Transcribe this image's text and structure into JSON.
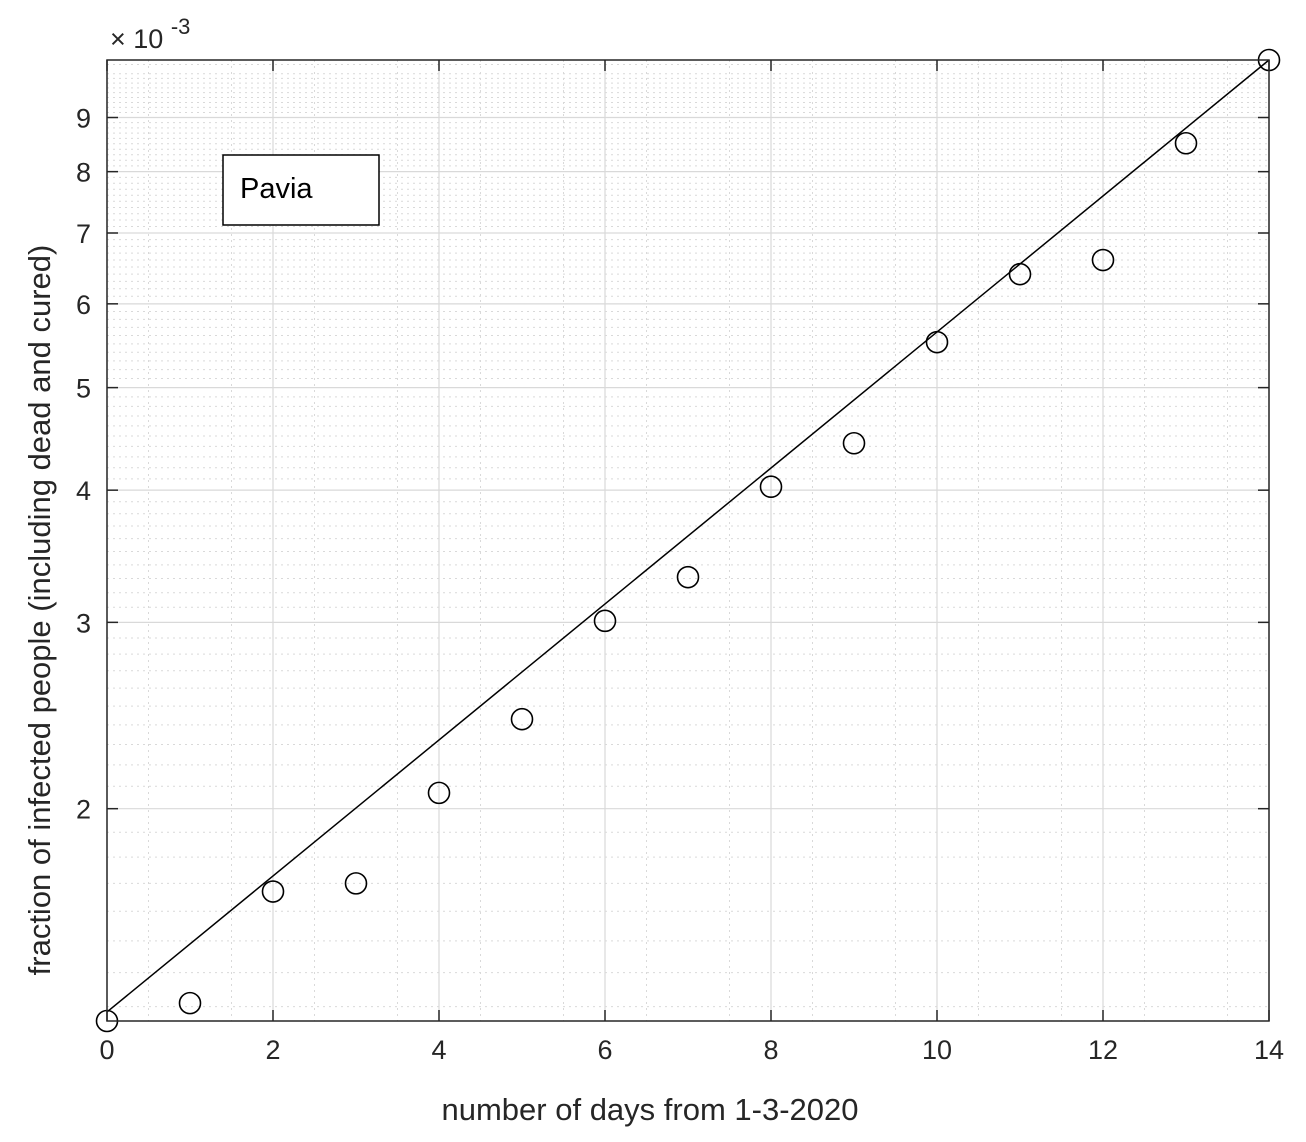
{
  "chart_data": {
    "type": "scatter",
    "title": "",
    "xlabel": "number of days from 1-3-2020",
    "ylabel": "fraction of infected people (including dead and cured)",
    "y_scale": "log",
    "y_exponent_label": "× 10",
    "y_exponent_power": "-3",
    "xlim": [
      0,
      14
    ],
    "ylim": [
      0.00126,
      0.0102
    ],
    "x_ticks": [
      0,
      2,
      4,
      6,
      8,
      10,
      12,
      14
    ],
    "x_tick_labels": [
      "0",
      "2",
      "4",
      "6",
      "8",
      "10",
      "12",
      "14"
    ],
    "y_ticks": [
      0.002,
      0.003,
      0.004,
      0.005,
      0.006,
      0.007,
      0.008,
      0.009
    ],
    "y_tick_labels": [
      "2",
      "3",
      "4",
      "5",
      "6",
      "7",
      "8",
      "9"
    ],
    "grid": true,
    "minor_grid": true,
    "annotation": "Pavia",
    "series": [
      {
        "kind": "markers",
        "marker": "circle",
        "x": [
          0,
          1,
          2,
          3,
          4,
          5,
          6,
          7,
          8,
          9,
          10,
          11,
          12,
          13,
          14
        ],
        "y": [
          0.00126,
          0.00131,
          0.00167,
          0.0017,
          0.00207,
          0.00243,
          0.00301,
          0.00331,
          0.00403,
          0.00443,
          0.00552,
          0.0064,
          0.0066,
          0.00851,
          0.0102
        ]
      },
      {
        "kind": "fit-line",
        "x": [
          0,
          14
        ],
        "y": [
          0.001285,
          0.0102
        ]
      }
    ],
    "colors": {
      "axis": "#262626",
      "grid": "#d9d9d9",
      "marker": "#000000",
      "line": "#000000"
    }
  }
}
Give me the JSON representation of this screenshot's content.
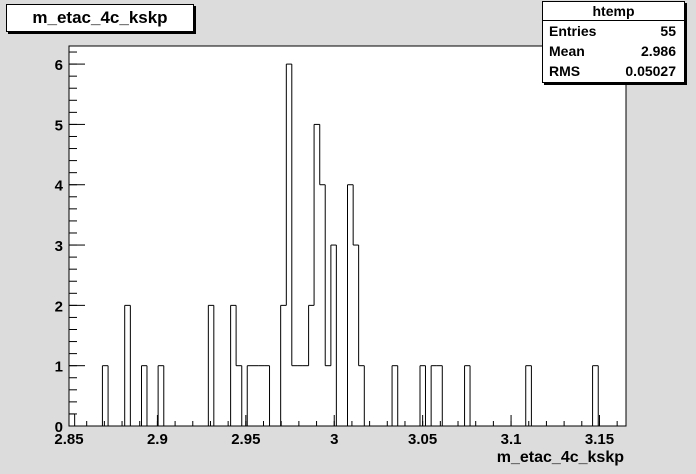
{
  "title": "m_etac_4c_kskp",
  "stats": {
    "name": "htemp",
    "rows": [
      {
        "key": "Entries",
        "value": "55"
      },
      {
        "key": "Mean",
        "value": "2.986"
      },
      {
        "key": "RMS",
        "value": "0.05027"
      }
    ]
  },
  "chart_data": {
    "type": "bar",
    "title": "m_etac_4c_kskp",
    "xlabel": "m_etac_4c_kskp",
    "ylabel": "",
    "xlim": [
      2.85,
      3.165
    ],
    "ylim": [
      0,
      6.3
    ],
    "xticks": [
      "2.85",
      "2.9",
      "2.95",
      "3",
      "3.05",
      "3.1",
      "3.15"
    ],
    "yticks": [
      "0",
      "1",
      "2",
      "3",
      "4",
      "5",
      "6"
    ],
    "bin_width": 0.00315,
    "bins": [
      {
        "x": 2.85,
        "y": 0.2
      },
      {
        "x": 2.8532,
        "y": 0
      },
      {
        "x": 2.8689,
        "y": 1
      },
      {
        "x": 2.8721,
        "y": 0
      },
      {
        "x": 2.8815,
        "y": 2
      },
      {
        "x": 2.8847,
        "y": 0
      },
      {
        "x": 2.891,
        "y": 1
      },
      {
        "x": 2.8941,
        "y": 0
      },
      {
        "x": 2.9004,
        "y": 1
      },
      {
        "x": 2.9036,
        "y": 0
      },
      {
        "x": 2.9288,
        "y": 2
      },
      {
        "x": 2.9319,
        "y": 0
      },
      {
        "x": 2.9414,
        "y": 2
      },
      {
        "x": 2.9445,
        "y": 1
      },
      {
        "x": 2.9477,
        "y": 0
      },
      {
        "x": 2.9508,
        "y": 1
      },
      {
        "x": 2.9571,
        "y": 1
      },
      {
        "x": 2.9603,
        "y": 1
      },
      {
        "x": 2.9634,
        "y": 0
      },
      {
        "x": 2.9697,
        "y": 2
      },
      {
        "x": 2.9729,
        "y": 6
      },
      {
        "x": 2.976,
        "y": 1
      },
      {
        "x": 2.9792,
        "y": 1
      },
      {
        "x": 2.9823,
        "y": 1
      },
      {
        "x": 2.9855,
        "y": 2
      },
      {
        "x": 2.9886,
        "y": 5
      },
      {
        "x": 2.9918,
        "y": 4
      },
      {
        "x": 2.9949,
        "y": 1
      },
      {
        "x": 2.9981,
        "y": 3
      },
      {
        "x": 3.0012,
        "y": 0
      },
      {
        "x": 3.0075,
        "y": 4
      },
      {
        "x": 3.0107,
        "y": 3
      },
      {
        "x": 3.0138,
        "y": 1
      },
      {
        "x": 3.017,
        "y": 0
      },
      {
        "x": 3.0327,
        "y": 1
      },
      {
        "x": 3.0359,
        "y": 0
      },
      {
        "x": 3.0485,
        "y": 1
      },
      {
        "x": 3.0516,
        "y": 0
      },
      {
        "x": 3.0548,
        "y": 1
      },
      {
        "x": 3.0579,
        "y": 1
      },
      {
        "x": 3.0611,
        "y": 0
      },
      {
        "x": 3.0737,
        "y": 1
      },
      {
        "x": 3.0768,
        "y": 0
      },
      {
        "x": 3.1083,
        "y": 1
      },
      {
        "x": 3.1115,
        "y": 0
      },
      {
        "x": 3.1461,
        "y": 1
      },
      {
        "x": 3.1493,
        "y": 0
      }
    ]
  }
}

----------------

Check each line of the records above for the word "this", then give the number of lines that have it, with no other words.

2